### OBJECTIVE
Update the records from the first line through the line containing "bottom-tabbar: 请求报文 日志信息" by changing "tree-item-method" to "tree-method-node", and return only those lines with nothing else altered.

══════

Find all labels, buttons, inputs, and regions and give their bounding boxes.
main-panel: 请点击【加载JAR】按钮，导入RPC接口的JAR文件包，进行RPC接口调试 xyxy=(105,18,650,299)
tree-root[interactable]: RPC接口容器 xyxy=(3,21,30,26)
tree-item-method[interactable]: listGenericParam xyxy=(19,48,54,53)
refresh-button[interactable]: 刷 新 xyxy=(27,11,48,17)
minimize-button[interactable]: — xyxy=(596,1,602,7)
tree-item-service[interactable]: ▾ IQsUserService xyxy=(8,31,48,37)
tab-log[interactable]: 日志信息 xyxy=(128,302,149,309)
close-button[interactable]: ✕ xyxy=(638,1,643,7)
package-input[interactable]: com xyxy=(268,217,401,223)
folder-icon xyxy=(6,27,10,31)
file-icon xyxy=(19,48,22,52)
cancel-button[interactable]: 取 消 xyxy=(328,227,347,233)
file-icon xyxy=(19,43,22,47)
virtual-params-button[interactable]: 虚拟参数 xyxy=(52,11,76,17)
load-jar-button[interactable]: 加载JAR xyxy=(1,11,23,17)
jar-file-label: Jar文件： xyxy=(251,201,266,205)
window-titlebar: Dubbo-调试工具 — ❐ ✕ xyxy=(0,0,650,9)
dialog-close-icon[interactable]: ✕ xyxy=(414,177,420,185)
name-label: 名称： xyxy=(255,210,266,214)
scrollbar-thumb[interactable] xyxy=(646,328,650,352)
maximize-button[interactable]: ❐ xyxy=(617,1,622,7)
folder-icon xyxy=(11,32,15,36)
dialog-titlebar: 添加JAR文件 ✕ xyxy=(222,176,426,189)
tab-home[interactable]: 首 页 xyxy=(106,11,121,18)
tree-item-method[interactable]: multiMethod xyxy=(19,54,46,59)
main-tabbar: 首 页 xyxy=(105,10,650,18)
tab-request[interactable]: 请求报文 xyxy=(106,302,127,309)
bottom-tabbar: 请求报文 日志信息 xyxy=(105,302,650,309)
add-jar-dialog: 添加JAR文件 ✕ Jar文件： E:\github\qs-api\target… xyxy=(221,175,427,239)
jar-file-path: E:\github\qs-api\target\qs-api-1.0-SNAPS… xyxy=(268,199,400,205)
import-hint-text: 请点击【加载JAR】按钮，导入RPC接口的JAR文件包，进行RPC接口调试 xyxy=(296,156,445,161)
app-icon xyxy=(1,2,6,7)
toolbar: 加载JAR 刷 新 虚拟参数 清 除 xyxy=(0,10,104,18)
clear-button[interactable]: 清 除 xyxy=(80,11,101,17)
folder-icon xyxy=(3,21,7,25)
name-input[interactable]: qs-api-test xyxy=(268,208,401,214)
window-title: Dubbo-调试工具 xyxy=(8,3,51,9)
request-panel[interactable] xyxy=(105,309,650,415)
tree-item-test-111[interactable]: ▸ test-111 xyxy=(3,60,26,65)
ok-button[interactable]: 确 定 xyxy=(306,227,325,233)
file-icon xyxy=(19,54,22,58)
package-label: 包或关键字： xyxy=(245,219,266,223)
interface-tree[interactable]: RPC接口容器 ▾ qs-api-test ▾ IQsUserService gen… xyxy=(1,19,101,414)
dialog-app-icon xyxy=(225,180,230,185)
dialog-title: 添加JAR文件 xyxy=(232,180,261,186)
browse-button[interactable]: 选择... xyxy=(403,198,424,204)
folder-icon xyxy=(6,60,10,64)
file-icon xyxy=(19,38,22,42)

══════

### RESULT
Find all labels, buttons, inputs, and regions and give their bounding boxes.
main-panel: 请点击【加载JAR】按钮，导入RPC接口的JAR文件包，进行RPC接口调试 xyxy=(105,18,650,299)
tree-root[interactable]: RPC接口容器 xyxy=(3,21,30,26)
tree-method-node[interactable]: listGenericParam xyxy=(19,48,54,53)
refresh-button[interactable]: 刷 新 xyxy=(27,11,48,17)
minimize-button[interactable]: — xyxy=(596,1,602,7)
tree-item-service[interactable]: ▾ IQsUserService xyxy=(8,31,48,37)
tab-log[interactable]: 日志信息 xyxy=(128,302,149,309)
close-button[interactable]: ✕ xyxy=(638,1,643,7)
package-input[interactable]: com xyxy=(268,217,401,223)
folder-icon xyxy=(6,27,10,31)
file-icon xyxy=(19,48,22,52)
cancel-button[interactable]: 取 消 xyxy=(328,227,347,233)
file-icon xyxy=(19,43,22,47)
virtual-params-button[interactable]: 虚拟参数 xyxy=(52,11,76,17)
load-jar-button[interactable]: 加载JAR xyxy=(1,11,23,17)
jar-file-label: Jar文件： xyxy=(251,201,266,205)
window-titlebar: Dubbo-调试工具 — ❐ ✕ xyxy=(0,0,650,9)
dialog-close-icon[interactable]: ✕ xyxy=(414,177,420,185)
name-label: 名称： xyxy=(255,210,266,214)
scrollbar-thumb[interactable] xyxy=(646,328,650,352)
maximize-button[interactable]: ❐ xyxy=(617,1,622,7)
folder-icon xyxy=(11,32,15,36)
dialog-titlebar: 添加JAR文件 ✕ xyxy=(222,176,426,189)
tab-home[interactable]: 首 页 xyxy=(106,11,121,18)
tree-method-node[interactable]: multiMethod xyxy=(19,54,46,59)
main-tabbar: 首 页 xyxy=(105,10,650,18)
tab-request[interactable]: 请求报文 xyxy=(106,302,127,309)
bottom-tabbar: 请求报文 日志信息 xyxy=(105,302,650,309)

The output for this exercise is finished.